Directions: Reproduce each line bearing the word "default".

Raw records:
________________________

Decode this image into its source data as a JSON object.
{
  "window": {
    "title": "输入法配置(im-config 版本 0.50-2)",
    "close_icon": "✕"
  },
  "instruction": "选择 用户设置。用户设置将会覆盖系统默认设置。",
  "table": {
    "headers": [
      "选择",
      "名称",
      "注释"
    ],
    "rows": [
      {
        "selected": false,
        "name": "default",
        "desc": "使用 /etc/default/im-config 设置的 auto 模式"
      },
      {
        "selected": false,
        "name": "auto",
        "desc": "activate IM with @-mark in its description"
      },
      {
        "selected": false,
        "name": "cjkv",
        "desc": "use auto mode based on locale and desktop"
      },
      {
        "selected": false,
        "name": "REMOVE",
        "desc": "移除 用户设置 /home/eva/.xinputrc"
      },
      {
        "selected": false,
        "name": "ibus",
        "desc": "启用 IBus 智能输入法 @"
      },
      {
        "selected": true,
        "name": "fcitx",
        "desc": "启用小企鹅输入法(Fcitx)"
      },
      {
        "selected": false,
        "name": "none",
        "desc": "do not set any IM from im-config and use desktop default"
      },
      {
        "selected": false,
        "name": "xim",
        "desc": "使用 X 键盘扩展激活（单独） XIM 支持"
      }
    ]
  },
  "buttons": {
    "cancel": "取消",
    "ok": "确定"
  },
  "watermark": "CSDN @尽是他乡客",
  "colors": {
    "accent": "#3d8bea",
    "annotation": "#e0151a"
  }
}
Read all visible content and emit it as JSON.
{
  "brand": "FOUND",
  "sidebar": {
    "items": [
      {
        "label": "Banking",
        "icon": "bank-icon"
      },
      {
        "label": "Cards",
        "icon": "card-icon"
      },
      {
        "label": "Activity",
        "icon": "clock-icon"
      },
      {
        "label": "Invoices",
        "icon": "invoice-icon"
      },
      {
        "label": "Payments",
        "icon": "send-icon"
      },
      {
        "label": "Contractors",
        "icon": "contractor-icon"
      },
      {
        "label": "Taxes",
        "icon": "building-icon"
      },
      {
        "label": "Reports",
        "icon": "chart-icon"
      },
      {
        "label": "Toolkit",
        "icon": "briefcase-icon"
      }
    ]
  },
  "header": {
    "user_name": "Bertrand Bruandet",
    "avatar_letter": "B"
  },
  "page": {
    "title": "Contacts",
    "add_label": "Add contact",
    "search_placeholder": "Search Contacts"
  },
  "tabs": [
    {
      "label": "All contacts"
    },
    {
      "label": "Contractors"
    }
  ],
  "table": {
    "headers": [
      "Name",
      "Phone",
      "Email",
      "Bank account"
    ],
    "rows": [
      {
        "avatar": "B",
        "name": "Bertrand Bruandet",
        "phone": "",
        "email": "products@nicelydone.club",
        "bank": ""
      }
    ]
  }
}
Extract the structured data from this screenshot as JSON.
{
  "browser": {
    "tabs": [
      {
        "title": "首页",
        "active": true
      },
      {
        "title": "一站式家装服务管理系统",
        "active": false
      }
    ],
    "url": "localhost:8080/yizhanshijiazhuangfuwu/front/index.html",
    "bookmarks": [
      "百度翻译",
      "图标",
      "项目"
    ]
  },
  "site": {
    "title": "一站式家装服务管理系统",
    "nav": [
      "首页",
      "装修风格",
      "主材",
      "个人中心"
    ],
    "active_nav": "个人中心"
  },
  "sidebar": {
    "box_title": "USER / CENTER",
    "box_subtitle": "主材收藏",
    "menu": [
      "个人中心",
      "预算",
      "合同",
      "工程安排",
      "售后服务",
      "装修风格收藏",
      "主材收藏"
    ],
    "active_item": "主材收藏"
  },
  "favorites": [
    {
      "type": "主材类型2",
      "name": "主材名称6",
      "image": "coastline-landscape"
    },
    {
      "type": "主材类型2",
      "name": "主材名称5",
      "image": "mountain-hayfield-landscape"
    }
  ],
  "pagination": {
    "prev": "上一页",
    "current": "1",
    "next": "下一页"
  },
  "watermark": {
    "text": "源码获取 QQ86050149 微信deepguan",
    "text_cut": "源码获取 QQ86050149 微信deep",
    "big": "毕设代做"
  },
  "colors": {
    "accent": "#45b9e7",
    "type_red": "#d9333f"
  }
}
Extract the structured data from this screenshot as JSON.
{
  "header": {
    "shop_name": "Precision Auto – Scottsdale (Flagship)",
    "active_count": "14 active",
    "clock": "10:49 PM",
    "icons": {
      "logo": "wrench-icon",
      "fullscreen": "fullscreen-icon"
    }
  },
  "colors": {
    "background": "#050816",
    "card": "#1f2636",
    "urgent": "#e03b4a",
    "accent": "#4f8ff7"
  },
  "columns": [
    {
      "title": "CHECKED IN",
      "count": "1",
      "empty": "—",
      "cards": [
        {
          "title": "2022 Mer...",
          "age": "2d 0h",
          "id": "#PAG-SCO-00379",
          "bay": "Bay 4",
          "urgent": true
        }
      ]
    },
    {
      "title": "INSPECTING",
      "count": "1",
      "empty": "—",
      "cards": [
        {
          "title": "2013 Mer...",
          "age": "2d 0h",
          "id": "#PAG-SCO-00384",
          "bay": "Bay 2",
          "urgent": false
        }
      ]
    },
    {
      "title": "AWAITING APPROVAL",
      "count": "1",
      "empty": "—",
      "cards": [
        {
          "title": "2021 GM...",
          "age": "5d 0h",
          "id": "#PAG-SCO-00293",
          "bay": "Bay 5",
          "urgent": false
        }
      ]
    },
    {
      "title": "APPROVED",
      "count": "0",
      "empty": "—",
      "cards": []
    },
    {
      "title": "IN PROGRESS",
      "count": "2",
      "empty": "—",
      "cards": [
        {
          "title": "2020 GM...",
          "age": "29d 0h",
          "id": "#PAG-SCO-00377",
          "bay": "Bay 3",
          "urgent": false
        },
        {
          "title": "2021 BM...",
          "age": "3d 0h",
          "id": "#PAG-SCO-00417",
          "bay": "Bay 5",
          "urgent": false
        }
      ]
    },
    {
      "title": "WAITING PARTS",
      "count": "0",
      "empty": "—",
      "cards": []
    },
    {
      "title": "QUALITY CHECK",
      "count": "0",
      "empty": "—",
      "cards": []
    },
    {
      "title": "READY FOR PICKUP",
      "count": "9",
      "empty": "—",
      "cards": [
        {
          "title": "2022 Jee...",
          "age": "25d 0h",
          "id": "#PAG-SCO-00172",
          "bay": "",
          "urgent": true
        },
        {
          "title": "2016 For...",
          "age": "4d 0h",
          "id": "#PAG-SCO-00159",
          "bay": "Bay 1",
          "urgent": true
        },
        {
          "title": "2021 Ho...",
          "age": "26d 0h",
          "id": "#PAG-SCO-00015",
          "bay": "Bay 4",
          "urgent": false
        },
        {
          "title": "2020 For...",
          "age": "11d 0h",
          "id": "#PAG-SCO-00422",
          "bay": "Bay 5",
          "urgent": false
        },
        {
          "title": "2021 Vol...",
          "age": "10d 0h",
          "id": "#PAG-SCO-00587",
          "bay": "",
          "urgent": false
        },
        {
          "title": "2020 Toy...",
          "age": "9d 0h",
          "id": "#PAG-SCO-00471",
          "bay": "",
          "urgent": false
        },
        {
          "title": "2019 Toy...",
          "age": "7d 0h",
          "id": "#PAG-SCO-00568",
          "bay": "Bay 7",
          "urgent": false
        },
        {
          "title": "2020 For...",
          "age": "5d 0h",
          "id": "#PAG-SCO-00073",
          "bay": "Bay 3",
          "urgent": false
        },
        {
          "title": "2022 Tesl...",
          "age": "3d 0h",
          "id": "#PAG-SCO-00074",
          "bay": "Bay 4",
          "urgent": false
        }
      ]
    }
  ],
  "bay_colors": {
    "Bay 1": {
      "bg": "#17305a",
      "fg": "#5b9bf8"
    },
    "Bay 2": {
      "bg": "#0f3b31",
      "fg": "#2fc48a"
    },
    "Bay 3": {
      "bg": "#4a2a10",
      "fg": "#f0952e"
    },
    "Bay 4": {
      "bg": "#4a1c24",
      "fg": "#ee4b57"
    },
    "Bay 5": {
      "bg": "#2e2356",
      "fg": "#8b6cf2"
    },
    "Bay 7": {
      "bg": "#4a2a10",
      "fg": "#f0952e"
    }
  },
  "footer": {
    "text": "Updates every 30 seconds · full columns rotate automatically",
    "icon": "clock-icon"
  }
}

________________________

Final result:
        "name": "default",
        "desc": "使用 /etc/default/im-config 设置的 auto 模式"
        "desc": "do not set any IM from im-config and use desktop default"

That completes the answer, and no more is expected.